→ The exercise
Copy verbatim the lines from the line containing "What elements are" up to and including the line containing "text-line: of the dying".

[START OF Supplied records]

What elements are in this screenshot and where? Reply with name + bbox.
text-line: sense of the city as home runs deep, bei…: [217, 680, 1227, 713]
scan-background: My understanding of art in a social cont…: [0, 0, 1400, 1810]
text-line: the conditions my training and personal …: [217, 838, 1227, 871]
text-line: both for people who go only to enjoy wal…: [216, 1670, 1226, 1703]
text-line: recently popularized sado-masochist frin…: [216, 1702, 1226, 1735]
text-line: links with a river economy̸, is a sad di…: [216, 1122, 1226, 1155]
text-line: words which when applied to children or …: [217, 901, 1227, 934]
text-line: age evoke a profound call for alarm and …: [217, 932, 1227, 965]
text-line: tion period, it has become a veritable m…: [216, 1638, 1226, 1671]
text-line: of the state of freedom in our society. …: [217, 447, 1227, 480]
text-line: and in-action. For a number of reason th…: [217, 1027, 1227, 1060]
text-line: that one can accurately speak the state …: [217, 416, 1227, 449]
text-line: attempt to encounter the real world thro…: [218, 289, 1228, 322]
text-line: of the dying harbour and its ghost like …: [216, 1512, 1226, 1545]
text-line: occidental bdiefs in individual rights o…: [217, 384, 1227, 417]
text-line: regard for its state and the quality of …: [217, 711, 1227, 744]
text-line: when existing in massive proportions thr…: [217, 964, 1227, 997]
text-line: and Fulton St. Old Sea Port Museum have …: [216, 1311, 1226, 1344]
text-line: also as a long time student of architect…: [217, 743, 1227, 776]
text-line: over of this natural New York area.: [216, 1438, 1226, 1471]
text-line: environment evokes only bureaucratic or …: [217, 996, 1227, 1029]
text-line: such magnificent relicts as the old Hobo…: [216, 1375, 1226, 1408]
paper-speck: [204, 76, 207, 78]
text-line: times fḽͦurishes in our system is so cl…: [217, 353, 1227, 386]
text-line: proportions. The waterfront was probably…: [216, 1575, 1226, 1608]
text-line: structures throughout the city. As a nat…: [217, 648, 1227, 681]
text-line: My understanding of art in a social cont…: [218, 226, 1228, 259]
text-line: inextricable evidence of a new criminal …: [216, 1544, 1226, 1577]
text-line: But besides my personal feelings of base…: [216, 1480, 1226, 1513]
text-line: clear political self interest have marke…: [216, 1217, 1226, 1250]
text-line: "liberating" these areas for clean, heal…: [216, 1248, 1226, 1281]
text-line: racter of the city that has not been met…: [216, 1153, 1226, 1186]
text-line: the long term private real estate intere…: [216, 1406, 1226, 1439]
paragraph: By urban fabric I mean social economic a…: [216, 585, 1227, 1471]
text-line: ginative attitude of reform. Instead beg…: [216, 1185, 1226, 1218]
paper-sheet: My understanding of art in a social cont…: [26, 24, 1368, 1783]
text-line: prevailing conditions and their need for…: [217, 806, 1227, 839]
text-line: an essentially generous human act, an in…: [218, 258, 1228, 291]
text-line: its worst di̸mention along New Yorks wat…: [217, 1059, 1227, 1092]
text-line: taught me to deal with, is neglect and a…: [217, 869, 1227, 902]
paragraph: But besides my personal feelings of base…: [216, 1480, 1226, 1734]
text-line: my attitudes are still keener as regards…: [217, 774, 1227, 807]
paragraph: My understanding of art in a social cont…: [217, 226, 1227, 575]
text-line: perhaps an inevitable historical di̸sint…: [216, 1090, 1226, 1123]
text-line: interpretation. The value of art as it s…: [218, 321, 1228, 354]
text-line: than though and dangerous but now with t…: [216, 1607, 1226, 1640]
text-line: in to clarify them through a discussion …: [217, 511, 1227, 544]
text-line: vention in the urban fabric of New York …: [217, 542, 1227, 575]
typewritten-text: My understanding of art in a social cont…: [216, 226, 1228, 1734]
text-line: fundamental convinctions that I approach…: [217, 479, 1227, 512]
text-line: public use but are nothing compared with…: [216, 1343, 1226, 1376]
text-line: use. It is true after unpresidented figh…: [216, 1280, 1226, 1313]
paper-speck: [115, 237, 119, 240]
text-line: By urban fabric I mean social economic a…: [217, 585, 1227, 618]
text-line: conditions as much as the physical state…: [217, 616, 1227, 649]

[END OF Supplied records]
[START OF Supplied records]

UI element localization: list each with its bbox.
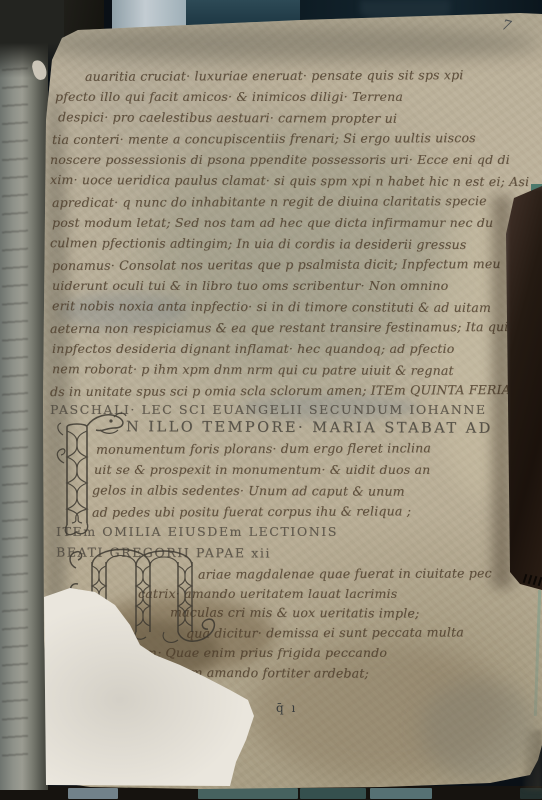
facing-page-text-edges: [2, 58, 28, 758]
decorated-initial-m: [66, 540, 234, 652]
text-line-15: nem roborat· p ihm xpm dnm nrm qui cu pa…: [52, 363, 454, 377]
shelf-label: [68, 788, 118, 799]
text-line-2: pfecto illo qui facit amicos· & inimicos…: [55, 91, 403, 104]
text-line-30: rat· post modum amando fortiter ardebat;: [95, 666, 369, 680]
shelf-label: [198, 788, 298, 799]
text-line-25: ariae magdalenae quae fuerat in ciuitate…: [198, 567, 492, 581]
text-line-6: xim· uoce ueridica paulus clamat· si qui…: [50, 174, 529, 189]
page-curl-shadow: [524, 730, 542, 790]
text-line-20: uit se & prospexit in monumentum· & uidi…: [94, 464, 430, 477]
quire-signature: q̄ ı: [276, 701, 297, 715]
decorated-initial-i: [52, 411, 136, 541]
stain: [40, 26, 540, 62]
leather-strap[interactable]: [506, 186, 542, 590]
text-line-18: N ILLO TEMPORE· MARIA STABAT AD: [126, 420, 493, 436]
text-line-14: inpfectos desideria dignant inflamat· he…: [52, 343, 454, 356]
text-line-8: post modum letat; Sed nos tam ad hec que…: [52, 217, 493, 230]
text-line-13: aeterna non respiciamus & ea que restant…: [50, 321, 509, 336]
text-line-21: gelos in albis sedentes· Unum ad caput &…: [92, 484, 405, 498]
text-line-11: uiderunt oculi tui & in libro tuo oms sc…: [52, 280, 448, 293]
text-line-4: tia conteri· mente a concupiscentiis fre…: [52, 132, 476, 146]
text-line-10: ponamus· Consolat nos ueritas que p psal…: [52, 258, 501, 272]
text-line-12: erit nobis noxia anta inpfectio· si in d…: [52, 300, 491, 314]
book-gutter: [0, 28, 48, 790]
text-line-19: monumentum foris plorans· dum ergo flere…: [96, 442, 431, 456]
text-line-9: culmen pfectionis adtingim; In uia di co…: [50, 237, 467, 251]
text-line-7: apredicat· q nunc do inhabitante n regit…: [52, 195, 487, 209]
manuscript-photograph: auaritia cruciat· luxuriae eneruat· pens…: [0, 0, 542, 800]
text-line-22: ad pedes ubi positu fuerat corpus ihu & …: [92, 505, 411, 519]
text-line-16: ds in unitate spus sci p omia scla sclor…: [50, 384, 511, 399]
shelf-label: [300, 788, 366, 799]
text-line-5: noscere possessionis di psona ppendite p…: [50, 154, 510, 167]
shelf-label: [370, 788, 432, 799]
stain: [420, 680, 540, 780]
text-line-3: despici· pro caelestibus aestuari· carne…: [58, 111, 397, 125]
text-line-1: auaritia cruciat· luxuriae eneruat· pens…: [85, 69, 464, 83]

[END OF Supplied records]

→ Exercise solution
What elements are in this screenshot and where? Reply with name + bbox.
text-line: sense of the city as home runs deep, bei…: [217, 680, 1227, 713]
scan-background: My understanding of art in a social cont…: [0, 0, 1400, 1810]
text-line: the conditions my training and personal …: [217, 838, 1227, 871]
text-line: both for people who go only to enjoy wal…: [216, 1670, 1226, 1703]
text-line: recently popularized sado-masochist frin…: [216, 1702, 1226, 1735]
text-line: links with a river economy̸, is a sad di…: [216, 1122, 1226, 1155]
text-line: words which when applied to children or …: [217, 901, 1227, 934]
text-line: age evoke a profound call for alarm and …: [217, 932, 1227, 965]
text-line: tion period, it has become a veritable m…: [216, 1638, 1226, 1671]
text-line: of the state of freedom in our society. …: [217, 447, 1227, 480]
text-line: and in-action. For a number of reason th…: [217, 1027, 1227, 1060]
text-line: that one can accurately speak the state …: [217, 416, 1227, 449]
text-line: attempt to encounter the real world thro…: [218, 289, 1228, 322]
text-line: of the dying harbour and its ghost like …: [216, 1512, 1226, 1545]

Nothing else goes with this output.